#### THE DATA:
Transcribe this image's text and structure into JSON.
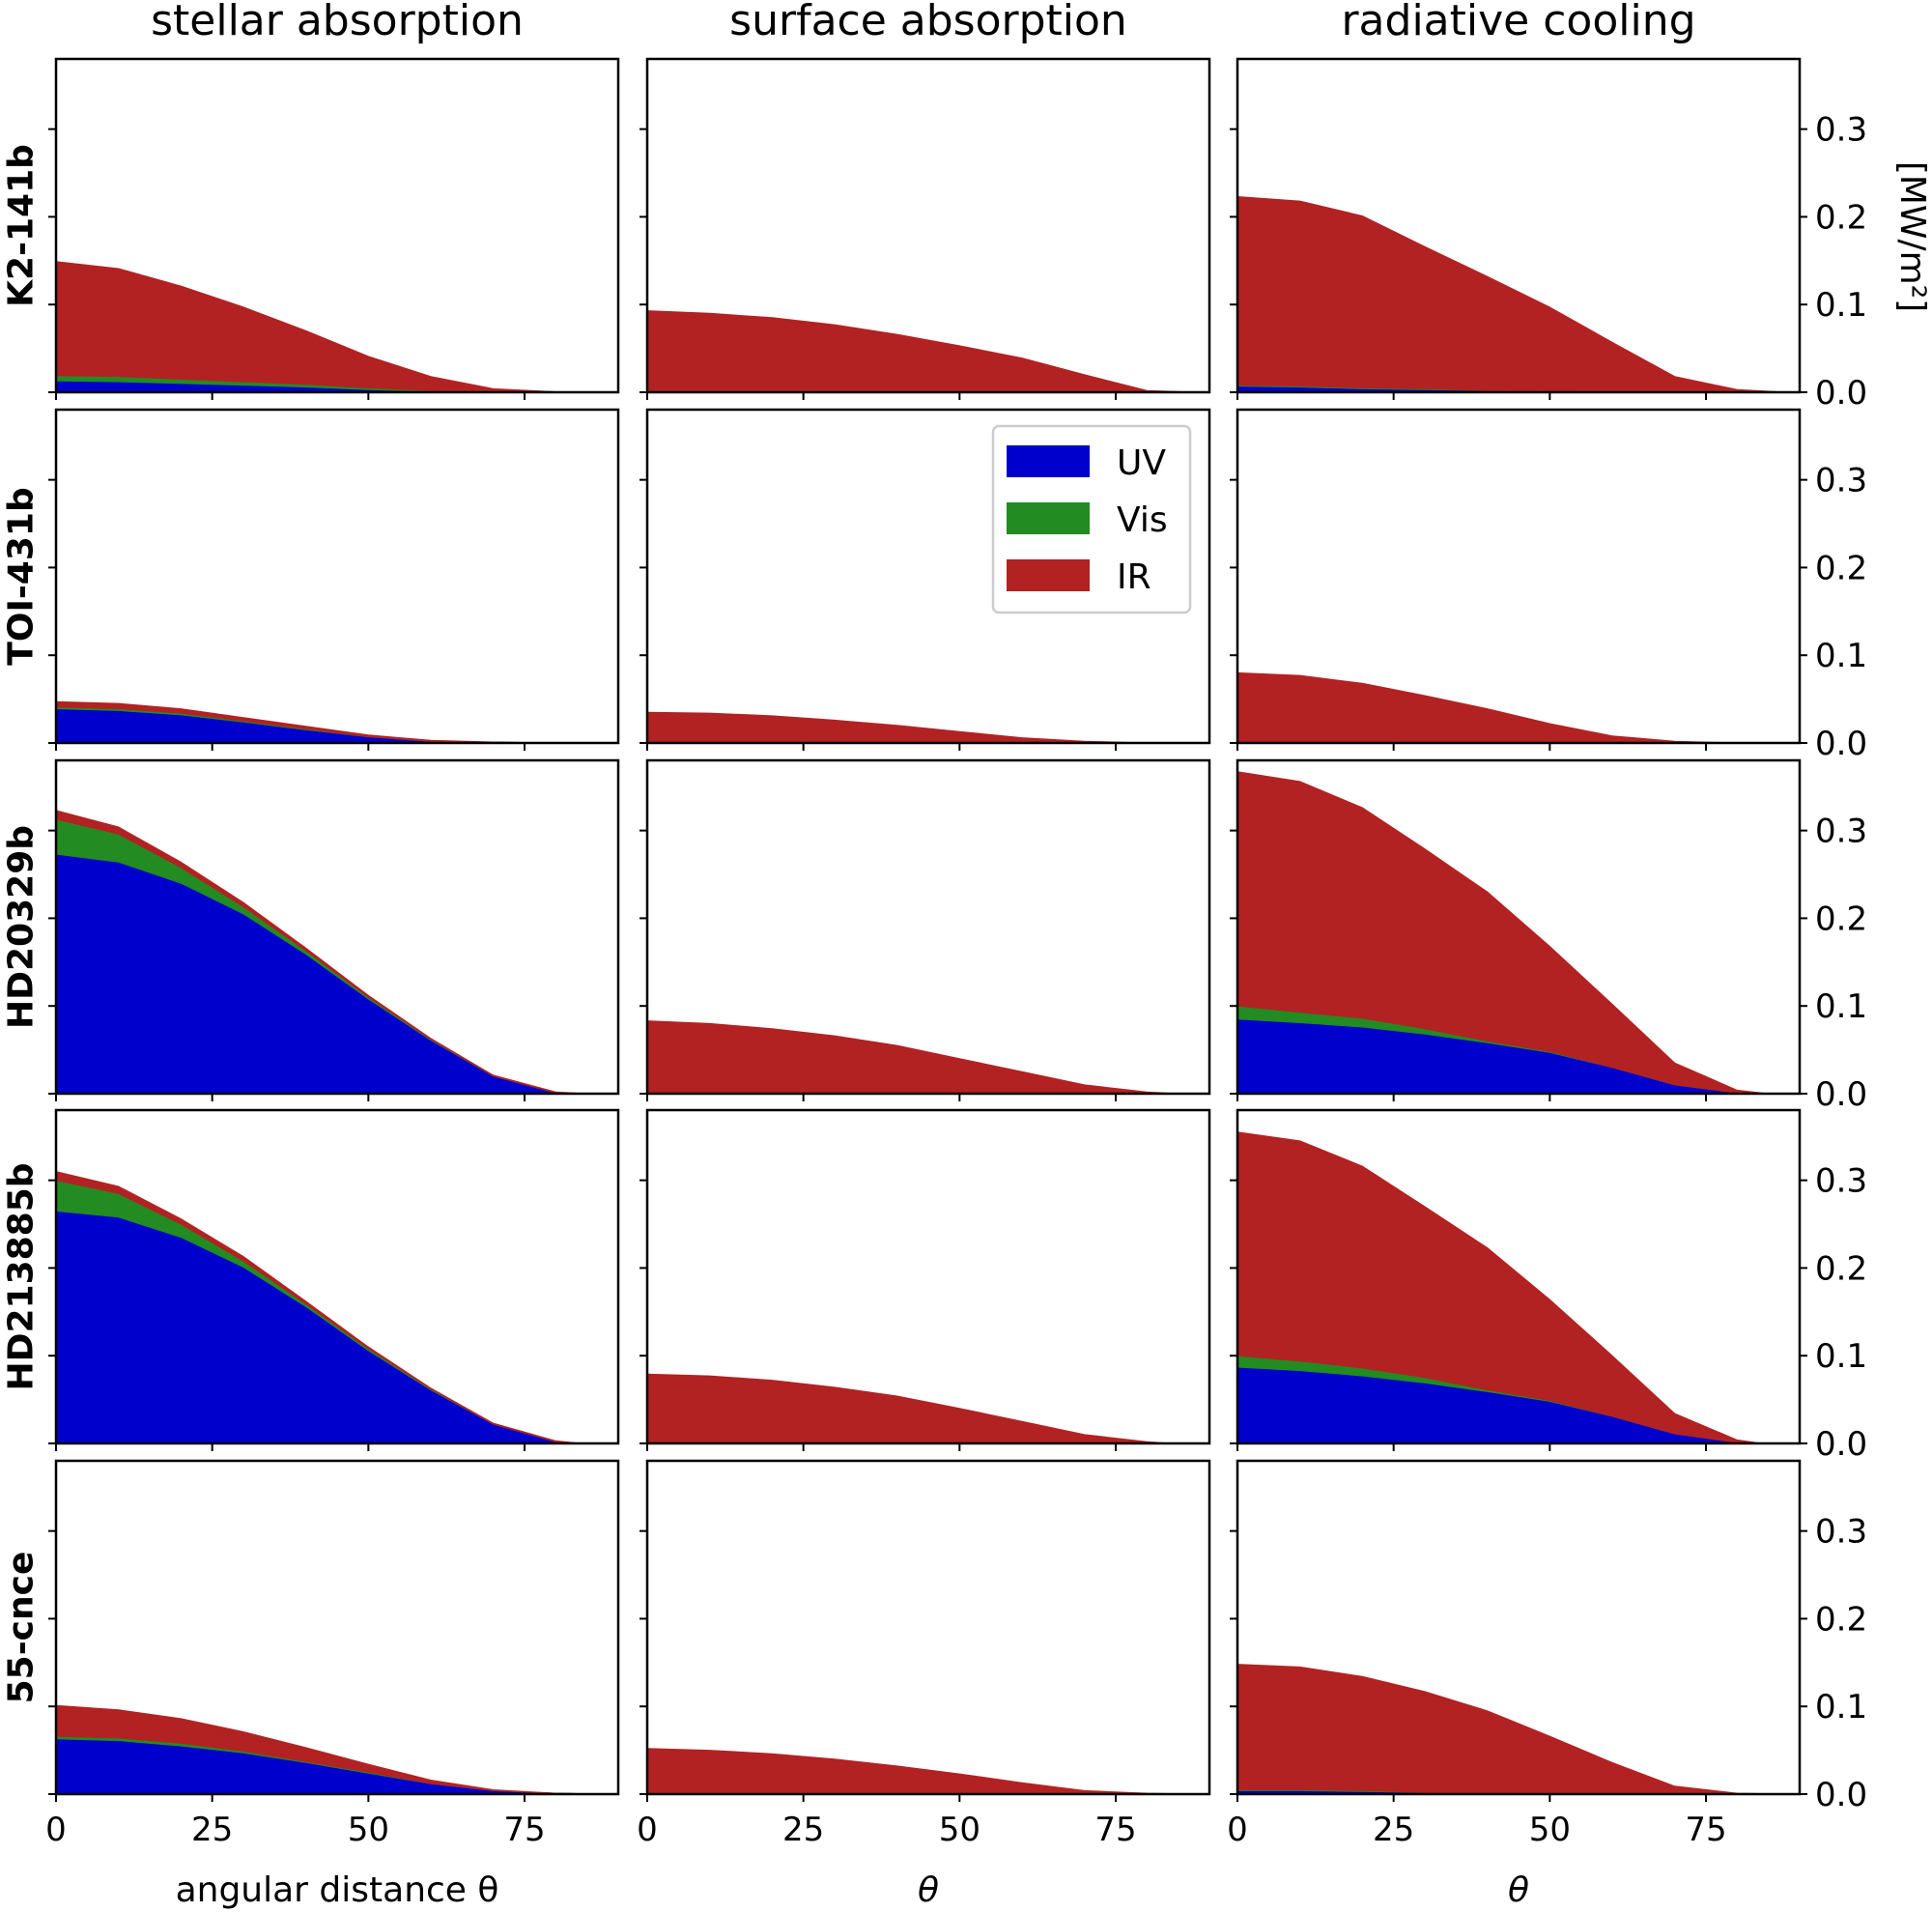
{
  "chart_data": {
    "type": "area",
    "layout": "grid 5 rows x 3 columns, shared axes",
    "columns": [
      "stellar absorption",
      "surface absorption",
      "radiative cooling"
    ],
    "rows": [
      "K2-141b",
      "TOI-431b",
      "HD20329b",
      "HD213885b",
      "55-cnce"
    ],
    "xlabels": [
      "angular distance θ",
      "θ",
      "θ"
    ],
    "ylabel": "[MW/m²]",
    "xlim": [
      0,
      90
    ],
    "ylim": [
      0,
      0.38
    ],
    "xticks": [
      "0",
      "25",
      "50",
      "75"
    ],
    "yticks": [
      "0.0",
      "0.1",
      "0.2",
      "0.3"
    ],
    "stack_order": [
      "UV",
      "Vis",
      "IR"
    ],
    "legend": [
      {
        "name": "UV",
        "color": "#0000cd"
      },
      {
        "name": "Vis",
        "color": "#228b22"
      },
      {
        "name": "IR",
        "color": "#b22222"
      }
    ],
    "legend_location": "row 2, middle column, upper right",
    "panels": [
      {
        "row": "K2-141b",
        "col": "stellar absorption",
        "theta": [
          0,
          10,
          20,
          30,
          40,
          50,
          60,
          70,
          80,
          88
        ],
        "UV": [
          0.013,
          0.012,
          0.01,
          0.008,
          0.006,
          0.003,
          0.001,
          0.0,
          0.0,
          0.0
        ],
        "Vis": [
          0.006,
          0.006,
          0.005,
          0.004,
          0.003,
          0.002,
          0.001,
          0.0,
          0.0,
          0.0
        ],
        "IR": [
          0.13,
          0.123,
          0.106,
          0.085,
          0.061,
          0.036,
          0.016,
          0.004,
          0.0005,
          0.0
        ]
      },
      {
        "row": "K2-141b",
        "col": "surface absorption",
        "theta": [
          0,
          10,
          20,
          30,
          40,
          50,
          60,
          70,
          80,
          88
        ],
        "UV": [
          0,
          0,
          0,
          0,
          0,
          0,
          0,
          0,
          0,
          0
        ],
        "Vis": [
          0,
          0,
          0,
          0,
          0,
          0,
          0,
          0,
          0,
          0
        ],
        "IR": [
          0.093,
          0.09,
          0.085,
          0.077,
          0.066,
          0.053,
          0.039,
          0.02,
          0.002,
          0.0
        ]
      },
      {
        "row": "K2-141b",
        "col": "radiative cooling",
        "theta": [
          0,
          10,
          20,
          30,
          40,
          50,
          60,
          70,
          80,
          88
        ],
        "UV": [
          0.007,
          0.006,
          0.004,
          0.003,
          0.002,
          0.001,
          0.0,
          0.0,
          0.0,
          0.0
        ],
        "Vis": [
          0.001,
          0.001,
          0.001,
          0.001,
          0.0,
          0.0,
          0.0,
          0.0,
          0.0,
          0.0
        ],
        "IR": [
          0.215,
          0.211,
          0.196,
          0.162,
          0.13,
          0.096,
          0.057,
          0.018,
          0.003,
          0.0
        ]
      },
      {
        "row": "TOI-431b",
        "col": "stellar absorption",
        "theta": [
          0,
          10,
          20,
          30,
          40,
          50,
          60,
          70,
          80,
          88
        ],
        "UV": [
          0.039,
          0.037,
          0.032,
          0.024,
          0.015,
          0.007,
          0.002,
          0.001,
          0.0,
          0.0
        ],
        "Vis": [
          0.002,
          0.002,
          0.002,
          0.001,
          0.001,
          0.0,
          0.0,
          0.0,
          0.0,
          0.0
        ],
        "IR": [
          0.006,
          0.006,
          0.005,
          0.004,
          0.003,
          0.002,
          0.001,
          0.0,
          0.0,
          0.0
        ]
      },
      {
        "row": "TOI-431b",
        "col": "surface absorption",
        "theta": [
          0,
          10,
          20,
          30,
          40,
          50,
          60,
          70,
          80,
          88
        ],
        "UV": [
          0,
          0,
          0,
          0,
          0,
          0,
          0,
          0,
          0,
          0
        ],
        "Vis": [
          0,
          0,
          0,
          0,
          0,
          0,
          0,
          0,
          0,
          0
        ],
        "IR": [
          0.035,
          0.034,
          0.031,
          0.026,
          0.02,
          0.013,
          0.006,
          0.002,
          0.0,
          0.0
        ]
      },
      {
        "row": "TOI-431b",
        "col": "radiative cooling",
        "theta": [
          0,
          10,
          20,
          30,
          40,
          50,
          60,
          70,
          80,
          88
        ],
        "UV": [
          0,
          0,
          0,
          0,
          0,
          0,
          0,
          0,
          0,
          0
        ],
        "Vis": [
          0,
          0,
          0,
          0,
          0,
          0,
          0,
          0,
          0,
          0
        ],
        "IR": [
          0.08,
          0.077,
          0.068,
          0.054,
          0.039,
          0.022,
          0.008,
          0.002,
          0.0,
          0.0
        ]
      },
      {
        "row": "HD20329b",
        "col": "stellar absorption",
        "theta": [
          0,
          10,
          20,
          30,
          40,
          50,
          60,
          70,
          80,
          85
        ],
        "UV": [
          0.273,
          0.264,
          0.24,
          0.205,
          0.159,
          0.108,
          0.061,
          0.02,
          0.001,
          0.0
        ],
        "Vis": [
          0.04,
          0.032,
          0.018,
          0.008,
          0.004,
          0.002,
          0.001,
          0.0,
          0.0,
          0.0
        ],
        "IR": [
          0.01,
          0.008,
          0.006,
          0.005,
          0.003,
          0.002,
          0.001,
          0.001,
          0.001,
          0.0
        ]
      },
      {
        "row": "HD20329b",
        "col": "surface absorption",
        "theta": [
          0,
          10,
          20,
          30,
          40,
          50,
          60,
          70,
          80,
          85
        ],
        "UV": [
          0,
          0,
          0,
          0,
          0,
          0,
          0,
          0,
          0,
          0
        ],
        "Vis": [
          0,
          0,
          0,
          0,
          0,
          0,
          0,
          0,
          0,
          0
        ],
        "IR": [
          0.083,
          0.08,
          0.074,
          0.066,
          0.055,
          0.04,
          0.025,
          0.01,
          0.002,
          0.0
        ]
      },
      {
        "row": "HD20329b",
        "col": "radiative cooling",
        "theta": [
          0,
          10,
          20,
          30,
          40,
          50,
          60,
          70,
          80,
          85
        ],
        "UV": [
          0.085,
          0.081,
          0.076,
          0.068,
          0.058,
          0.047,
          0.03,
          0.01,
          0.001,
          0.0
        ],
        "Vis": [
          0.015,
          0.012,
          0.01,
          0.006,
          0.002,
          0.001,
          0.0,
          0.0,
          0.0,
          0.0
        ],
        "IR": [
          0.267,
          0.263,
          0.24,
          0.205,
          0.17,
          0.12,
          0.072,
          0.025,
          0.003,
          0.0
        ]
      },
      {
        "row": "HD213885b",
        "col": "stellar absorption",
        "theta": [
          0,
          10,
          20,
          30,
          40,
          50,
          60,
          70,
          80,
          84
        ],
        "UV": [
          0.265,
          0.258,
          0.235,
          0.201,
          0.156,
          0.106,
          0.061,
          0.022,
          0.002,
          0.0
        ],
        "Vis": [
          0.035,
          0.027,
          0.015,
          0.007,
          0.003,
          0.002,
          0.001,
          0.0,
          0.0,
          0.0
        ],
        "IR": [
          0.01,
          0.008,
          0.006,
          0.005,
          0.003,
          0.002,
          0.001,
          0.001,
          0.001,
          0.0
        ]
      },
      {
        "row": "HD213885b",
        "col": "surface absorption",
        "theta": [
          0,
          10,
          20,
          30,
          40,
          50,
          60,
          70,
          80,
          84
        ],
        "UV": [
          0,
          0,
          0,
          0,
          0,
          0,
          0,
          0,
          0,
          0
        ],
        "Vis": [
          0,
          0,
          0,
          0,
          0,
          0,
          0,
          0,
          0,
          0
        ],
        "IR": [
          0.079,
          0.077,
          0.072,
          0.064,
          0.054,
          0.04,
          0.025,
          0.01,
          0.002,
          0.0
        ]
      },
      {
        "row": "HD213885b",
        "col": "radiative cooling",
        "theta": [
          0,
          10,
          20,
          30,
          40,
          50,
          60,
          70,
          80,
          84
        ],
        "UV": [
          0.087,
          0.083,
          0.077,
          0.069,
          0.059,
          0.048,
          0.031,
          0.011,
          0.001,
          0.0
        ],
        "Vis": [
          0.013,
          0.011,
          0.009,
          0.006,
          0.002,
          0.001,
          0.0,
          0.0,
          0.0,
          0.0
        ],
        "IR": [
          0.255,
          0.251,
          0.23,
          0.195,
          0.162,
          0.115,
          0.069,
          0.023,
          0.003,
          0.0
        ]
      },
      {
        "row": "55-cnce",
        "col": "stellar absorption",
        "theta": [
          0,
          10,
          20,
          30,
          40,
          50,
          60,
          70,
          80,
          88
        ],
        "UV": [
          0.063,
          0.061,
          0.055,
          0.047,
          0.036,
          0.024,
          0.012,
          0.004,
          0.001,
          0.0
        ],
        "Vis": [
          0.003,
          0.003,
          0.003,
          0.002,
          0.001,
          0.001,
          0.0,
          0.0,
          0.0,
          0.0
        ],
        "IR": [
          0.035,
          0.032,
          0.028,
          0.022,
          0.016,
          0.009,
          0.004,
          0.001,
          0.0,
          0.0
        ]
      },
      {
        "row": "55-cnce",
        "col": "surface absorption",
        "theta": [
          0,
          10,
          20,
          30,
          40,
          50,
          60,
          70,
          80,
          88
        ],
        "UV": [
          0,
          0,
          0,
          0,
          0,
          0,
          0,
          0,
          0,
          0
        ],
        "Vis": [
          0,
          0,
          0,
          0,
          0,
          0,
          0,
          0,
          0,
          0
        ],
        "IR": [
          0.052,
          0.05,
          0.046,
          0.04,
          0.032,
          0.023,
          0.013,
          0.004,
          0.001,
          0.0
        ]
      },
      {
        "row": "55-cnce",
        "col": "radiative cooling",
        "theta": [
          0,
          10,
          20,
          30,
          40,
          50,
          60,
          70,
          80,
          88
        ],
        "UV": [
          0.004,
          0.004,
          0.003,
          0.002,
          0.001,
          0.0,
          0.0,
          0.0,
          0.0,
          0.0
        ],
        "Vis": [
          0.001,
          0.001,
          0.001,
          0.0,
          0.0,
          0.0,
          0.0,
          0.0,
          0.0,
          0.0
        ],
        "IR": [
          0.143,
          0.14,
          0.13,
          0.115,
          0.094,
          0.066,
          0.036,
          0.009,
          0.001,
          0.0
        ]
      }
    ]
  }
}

* * *

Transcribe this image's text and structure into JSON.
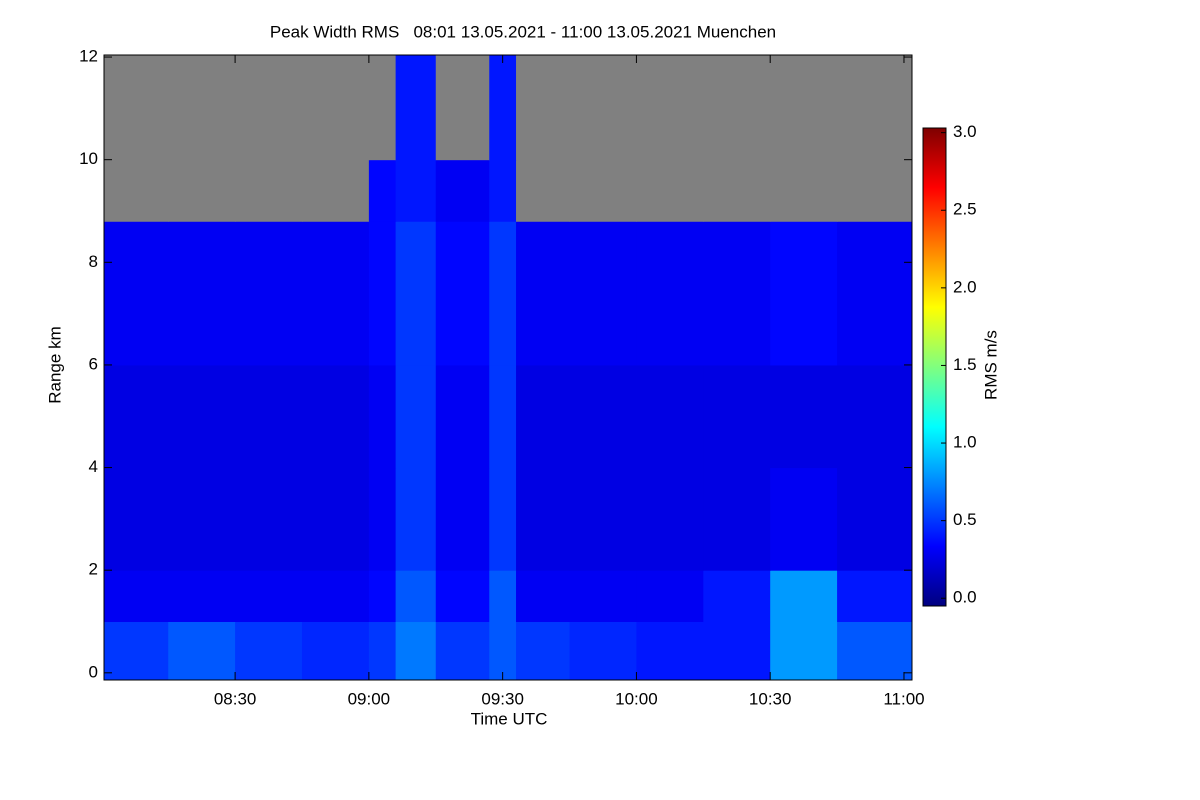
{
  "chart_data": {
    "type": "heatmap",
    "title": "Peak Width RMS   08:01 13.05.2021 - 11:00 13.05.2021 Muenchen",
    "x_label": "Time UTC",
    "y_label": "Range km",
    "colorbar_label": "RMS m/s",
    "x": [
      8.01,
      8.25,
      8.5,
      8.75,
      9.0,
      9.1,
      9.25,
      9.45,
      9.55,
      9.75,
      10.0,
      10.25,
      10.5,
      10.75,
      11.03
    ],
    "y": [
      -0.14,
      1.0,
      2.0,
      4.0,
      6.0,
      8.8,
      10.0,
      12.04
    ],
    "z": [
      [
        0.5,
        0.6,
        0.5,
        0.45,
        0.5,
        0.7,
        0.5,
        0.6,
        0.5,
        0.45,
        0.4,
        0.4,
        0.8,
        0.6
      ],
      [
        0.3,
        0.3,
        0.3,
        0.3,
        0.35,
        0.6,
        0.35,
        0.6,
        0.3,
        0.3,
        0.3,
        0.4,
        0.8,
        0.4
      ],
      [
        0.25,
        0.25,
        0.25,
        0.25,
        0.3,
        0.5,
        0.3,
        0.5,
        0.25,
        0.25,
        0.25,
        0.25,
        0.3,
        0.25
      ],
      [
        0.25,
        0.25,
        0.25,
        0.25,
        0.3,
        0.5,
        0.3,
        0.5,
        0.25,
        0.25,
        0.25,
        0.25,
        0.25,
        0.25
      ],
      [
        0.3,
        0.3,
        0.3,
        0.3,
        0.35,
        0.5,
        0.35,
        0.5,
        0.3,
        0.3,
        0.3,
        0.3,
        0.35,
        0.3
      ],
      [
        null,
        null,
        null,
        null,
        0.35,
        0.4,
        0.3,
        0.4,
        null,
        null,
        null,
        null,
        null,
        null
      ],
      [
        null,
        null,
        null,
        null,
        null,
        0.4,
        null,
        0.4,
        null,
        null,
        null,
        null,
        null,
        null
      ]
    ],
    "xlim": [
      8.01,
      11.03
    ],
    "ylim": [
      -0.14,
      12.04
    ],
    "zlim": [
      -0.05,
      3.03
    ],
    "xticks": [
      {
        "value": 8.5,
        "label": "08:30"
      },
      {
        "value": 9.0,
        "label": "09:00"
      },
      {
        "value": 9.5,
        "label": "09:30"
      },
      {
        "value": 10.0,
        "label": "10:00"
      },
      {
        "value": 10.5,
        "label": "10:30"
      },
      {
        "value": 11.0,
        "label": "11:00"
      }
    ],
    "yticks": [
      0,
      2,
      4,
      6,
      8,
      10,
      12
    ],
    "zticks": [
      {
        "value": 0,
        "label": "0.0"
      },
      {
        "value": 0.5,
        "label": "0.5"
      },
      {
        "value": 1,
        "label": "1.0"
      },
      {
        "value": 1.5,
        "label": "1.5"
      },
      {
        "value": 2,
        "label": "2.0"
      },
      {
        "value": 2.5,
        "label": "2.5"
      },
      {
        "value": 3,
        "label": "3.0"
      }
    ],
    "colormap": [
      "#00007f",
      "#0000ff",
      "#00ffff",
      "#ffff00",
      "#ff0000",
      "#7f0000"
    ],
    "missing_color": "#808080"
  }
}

#### EXERCISE GOAL:
Of the lines in this material, state how many hold the string "columns". Write no other words.

#### WRITTEN ANSWER:
2